TO BE DONE = Omit any picture, and return the remaining data exactly as written.

Records from a collection
** START **

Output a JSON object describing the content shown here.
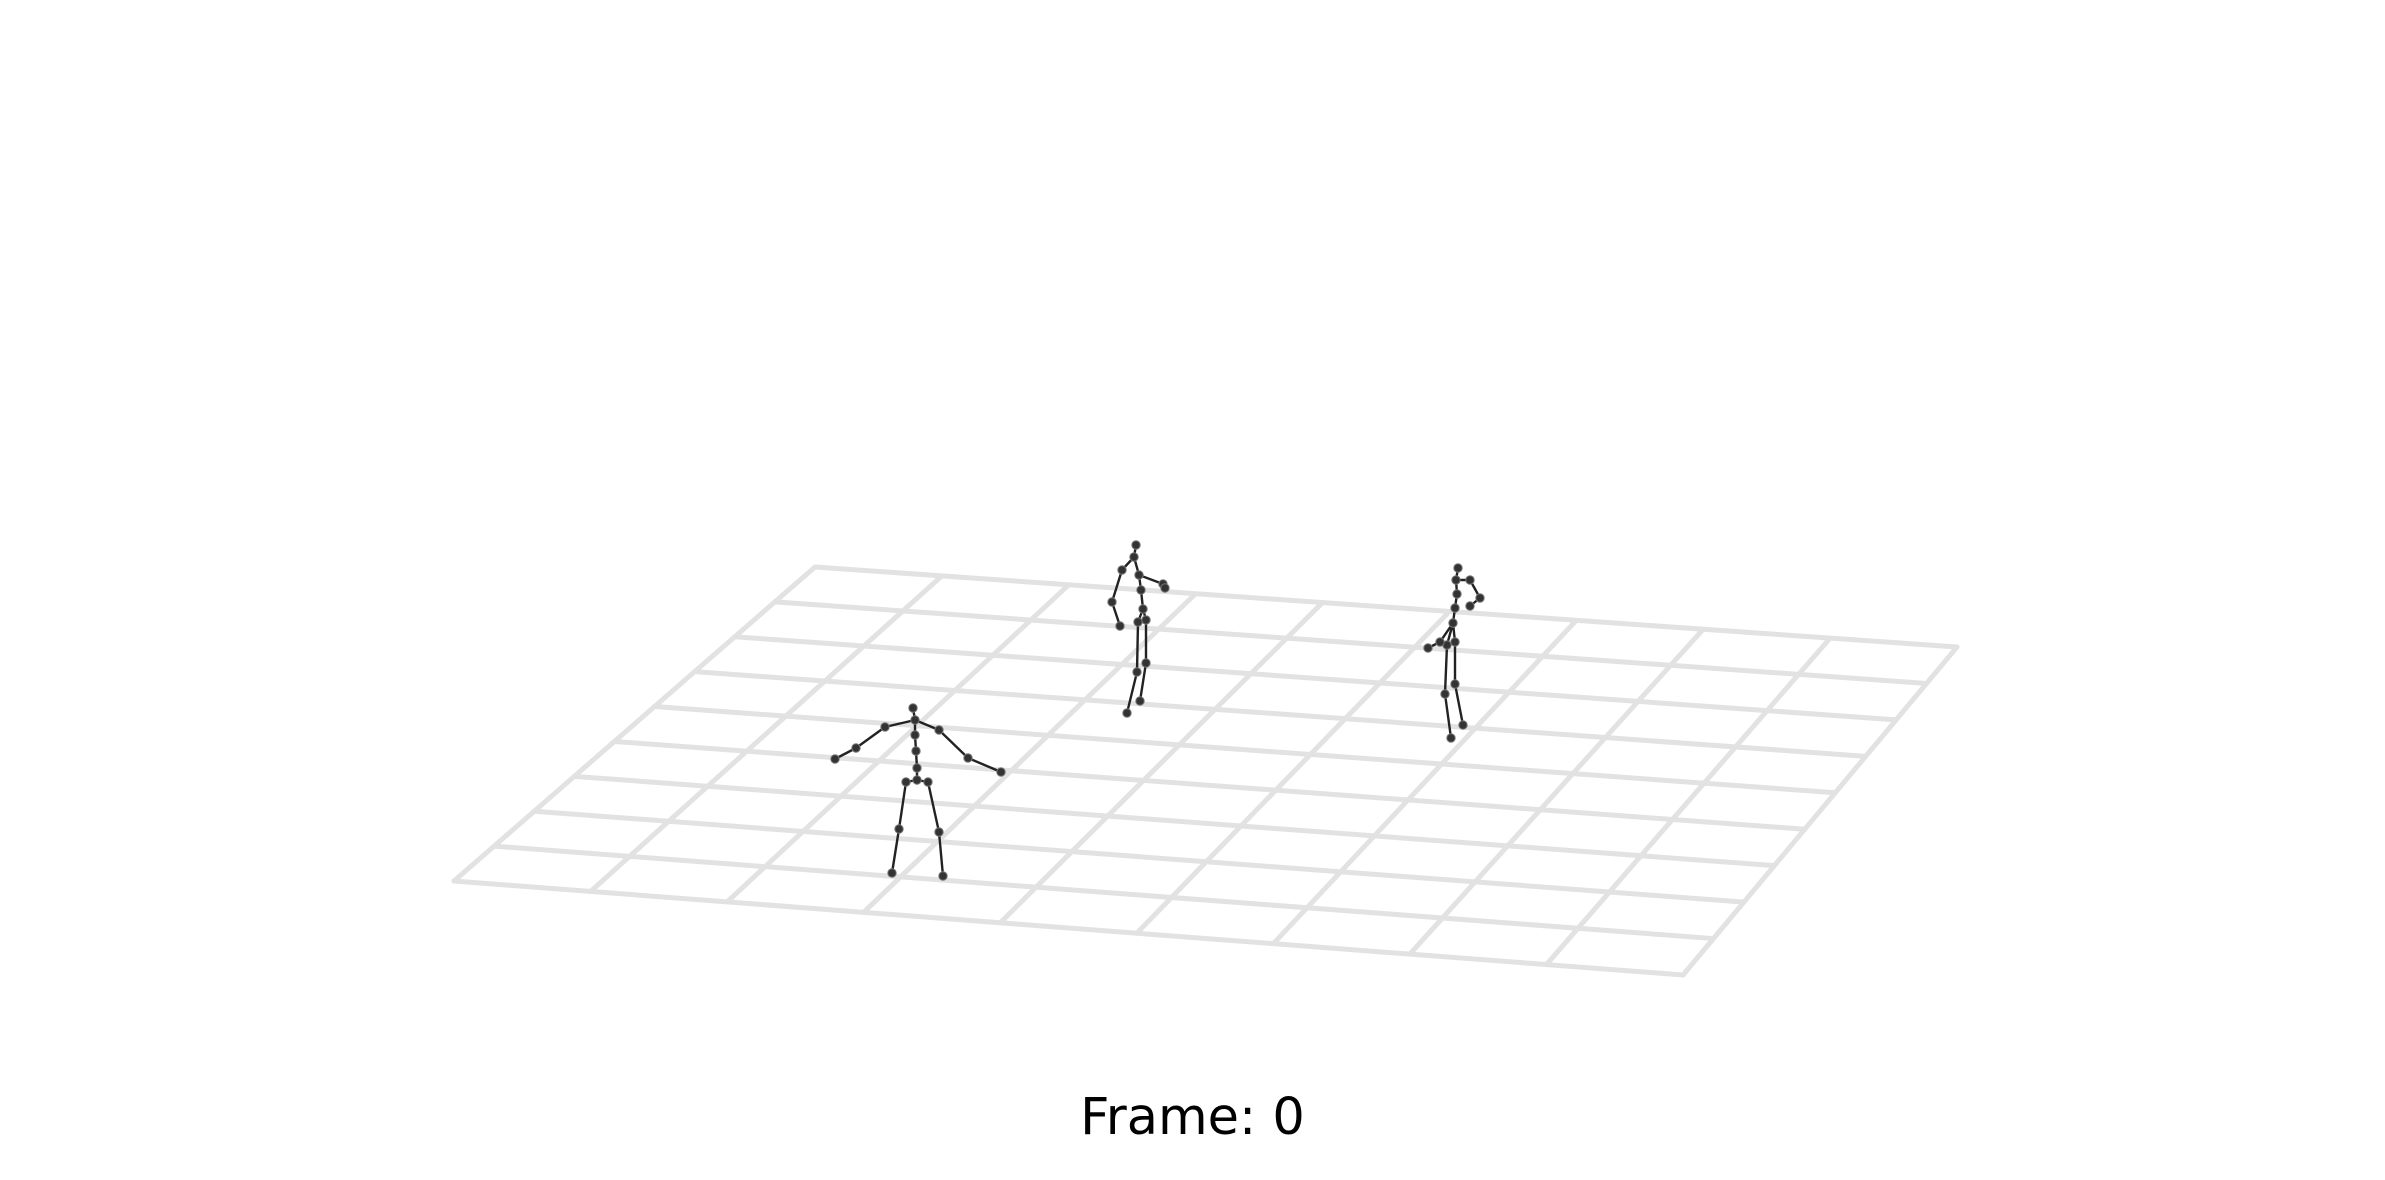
{
  "frame": {
    "label": "Frame: 0"
  },
  "colors": {
    "background": "#ffffff",
    "grid": "#e2e2e2",
    "skeleton": "#222222",
    "joint": "#333333"
  }
}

** END **

COMPLETE RESPONSE =
Output a JSON object describing the content shown here.
{
  "frame": {
    "label": "Frame: 0"
  },
  "colors": {
    "background": "#ffffff",
    "grid": "#e2e2e2",
    "skeleton": "#222222",
    "joint": "#333333"
  }
}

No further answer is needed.